● **SOURCE DATA**
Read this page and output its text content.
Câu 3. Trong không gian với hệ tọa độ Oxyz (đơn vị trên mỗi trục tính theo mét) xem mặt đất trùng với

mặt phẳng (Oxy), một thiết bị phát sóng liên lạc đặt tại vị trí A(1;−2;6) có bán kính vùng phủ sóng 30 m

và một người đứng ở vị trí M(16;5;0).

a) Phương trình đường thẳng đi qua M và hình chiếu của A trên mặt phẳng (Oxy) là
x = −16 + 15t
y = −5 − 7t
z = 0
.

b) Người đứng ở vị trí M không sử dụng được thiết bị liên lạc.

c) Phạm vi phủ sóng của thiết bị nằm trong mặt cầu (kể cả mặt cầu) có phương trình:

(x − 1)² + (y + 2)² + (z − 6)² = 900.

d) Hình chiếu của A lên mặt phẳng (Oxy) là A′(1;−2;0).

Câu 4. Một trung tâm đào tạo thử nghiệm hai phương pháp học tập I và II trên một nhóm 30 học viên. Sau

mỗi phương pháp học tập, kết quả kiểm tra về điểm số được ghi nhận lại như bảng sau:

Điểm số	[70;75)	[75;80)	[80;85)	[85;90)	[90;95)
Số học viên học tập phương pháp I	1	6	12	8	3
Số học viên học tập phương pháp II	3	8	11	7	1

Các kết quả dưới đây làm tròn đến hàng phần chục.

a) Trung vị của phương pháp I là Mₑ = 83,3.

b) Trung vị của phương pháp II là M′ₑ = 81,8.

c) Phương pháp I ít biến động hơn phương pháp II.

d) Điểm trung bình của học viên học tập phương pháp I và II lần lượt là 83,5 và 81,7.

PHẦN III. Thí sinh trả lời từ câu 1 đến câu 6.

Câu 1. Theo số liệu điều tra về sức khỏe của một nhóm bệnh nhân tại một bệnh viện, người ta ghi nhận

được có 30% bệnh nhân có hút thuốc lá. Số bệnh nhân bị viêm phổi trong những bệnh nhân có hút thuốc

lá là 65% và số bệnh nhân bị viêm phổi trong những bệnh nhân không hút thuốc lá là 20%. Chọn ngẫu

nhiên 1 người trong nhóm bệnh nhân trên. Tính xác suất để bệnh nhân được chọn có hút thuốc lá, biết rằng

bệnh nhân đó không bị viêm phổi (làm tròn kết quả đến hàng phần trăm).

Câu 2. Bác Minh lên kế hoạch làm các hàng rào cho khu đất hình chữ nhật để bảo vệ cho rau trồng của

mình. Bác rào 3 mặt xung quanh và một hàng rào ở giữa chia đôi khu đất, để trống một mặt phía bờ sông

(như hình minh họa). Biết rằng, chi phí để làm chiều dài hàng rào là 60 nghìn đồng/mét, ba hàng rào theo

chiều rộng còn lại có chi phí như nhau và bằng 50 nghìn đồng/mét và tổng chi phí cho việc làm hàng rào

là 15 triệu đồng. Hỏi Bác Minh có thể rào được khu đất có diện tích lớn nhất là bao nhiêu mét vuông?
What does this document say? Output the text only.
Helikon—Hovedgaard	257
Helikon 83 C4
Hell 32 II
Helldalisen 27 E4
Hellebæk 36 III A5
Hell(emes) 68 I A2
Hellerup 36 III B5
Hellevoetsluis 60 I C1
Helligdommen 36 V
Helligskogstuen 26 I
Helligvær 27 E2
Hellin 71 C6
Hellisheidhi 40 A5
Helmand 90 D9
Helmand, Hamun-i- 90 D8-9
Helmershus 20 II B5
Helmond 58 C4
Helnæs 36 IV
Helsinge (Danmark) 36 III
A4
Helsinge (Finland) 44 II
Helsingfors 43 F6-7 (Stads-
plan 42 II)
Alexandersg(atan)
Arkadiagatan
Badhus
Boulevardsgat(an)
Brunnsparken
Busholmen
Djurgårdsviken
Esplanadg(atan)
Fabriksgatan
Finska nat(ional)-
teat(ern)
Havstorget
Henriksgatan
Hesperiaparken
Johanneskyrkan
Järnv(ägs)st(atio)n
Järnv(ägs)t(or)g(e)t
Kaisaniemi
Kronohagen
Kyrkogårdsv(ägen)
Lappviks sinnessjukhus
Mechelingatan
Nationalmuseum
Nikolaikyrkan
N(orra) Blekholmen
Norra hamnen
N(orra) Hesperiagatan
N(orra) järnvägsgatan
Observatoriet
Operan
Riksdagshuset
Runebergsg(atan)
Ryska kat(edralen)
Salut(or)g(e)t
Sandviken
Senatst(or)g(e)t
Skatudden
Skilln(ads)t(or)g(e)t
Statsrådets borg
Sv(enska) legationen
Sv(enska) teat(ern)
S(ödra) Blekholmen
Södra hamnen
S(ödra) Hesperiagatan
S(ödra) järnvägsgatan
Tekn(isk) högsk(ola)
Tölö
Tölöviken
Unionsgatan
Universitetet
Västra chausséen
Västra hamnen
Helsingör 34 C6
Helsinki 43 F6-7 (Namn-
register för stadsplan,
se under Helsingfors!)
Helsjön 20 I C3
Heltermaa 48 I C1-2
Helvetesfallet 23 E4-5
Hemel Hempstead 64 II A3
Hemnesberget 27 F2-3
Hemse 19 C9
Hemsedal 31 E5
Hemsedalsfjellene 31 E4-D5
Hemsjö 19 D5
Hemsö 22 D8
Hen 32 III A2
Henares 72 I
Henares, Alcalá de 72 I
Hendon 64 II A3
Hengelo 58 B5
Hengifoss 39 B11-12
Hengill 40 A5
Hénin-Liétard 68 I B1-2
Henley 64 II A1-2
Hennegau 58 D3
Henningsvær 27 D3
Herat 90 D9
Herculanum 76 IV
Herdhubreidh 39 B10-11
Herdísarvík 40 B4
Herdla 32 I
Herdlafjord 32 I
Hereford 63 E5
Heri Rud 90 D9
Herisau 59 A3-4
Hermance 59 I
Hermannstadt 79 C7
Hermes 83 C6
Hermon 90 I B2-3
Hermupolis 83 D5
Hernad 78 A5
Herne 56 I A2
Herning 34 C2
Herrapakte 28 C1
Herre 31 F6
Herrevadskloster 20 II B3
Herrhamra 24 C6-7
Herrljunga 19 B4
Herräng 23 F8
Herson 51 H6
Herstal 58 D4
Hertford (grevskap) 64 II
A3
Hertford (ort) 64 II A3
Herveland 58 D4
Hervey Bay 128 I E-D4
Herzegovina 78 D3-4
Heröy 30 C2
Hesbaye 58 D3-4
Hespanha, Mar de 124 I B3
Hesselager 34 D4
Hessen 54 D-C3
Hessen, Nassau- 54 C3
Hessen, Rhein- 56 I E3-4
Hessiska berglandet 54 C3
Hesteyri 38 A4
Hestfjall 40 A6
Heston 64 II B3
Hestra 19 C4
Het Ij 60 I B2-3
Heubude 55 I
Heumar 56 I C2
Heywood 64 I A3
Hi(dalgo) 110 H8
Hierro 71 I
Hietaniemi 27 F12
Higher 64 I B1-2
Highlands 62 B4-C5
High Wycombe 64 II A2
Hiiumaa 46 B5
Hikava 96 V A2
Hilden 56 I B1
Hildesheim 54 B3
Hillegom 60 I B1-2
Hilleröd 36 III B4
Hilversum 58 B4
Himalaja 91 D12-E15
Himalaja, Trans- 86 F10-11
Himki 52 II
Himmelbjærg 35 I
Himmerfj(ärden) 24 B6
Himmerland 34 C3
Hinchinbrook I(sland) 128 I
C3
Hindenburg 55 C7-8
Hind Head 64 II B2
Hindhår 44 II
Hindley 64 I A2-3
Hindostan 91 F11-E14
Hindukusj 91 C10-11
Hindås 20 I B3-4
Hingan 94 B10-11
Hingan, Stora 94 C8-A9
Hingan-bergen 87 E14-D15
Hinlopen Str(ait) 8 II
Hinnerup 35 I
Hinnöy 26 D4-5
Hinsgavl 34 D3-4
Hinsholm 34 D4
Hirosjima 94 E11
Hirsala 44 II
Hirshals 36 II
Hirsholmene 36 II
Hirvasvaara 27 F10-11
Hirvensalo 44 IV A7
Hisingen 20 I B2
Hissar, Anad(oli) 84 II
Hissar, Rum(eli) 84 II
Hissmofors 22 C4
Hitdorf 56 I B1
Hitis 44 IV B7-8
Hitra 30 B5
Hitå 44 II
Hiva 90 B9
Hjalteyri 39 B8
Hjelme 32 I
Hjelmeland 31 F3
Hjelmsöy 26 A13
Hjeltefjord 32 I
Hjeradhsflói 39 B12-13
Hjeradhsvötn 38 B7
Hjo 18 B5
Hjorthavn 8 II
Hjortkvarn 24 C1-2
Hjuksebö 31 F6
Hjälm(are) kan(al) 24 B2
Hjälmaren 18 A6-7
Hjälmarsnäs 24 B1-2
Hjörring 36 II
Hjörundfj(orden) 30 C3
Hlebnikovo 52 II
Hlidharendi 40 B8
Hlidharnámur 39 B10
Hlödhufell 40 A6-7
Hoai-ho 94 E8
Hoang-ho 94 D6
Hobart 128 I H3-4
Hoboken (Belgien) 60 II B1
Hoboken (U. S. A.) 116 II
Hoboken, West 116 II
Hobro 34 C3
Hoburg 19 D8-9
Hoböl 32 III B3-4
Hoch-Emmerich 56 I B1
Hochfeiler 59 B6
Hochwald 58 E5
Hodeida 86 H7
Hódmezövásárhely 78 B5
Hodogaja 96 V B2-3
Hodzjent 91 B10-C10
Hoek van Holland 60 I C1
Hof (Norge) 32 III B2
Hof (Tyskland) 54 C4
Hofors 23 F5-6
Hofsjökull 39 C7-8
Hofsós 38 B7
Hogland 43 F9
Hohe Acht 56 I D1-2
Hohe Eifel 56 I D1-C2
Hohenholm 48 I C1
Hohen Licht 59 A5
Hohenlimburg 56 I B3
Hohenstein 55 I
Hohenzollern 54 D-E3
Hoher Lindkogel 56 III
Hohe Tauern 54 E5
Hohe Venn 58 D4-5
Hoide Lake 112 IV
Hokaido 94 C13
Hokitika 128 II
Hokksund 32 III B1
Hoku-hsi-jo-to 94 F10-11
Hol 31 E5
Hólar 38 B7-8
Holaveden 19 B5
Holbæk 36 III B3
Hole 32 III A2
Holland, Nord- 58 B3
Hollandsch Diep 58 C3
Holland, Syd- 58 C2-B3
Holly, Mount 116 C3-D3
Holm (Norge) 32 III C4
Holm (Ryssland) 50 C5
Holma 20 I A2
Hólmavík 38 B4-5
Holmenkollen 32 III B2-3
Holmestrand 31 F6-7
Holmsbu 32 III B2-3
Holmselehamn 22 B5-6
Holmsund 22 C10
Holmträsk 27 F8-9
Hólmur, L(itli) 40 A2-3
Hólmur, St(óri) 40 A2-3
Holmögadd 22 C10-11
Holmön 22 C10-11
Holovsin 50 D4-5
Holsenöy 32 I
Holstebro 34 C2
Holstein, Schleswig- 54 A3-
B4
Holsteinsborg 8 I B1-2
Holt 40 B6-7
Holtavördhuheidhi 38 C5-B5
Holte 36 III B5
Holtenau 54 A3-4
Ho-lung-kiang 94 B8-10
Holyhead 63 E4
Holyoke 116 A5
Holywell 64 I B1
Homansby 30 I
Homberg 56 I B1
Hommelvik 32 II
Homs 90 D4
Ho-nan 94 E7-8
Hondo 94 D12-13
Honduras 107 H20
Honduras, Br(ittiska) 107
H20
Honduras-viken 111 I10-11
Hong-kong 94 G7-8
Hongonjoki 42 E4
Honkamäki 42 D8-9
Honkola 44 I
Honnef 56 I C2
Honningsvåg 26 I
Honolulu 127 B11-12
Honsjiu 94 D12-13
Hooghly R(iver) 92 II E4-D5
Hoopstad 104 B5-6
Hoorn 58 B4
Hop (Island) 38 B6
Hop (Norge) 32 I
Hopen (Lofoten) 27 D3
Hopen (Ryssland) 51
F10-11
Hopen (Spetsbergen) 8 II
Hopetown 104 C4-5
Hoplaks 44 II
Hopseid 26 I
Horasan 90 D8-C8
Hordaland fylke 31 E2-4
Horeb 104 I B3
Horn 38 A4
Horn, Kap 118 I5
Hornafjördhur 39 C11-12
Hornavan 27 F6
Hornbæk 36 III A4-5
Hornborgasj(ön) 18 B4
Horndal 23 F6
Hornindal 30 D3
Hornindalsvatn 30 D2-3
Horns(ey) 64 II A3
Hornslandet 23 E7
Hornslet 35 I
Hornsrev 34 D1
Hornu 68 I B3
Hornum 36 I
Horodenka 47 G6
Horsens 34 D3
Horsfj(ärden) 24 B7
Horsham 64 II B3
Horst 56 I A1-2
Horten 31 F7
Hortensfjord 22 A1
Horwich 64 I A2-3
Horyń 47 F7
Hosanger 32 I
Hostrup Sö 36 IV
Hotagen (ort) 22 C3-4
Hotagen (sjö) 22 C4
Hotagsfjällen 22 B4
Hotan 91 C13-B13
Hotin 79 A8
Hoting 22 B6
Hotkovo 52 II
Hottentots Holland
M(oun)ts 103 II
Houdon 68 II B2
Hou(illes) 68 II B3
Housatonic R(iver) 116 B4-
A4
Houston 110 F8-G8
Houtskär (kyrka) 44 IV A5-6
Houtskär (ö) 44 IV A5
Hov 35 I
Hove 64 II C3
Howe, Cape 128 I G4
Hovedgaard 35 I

● **GIVEN INSTRUCTION**
Pull out the lines above in which the word "Norge" appears.

● **EXPECTED OUTPUT**
Hof (Norge) 32 III B2
Holm (Norge) 32 III C4
Hop (Norge) 32 I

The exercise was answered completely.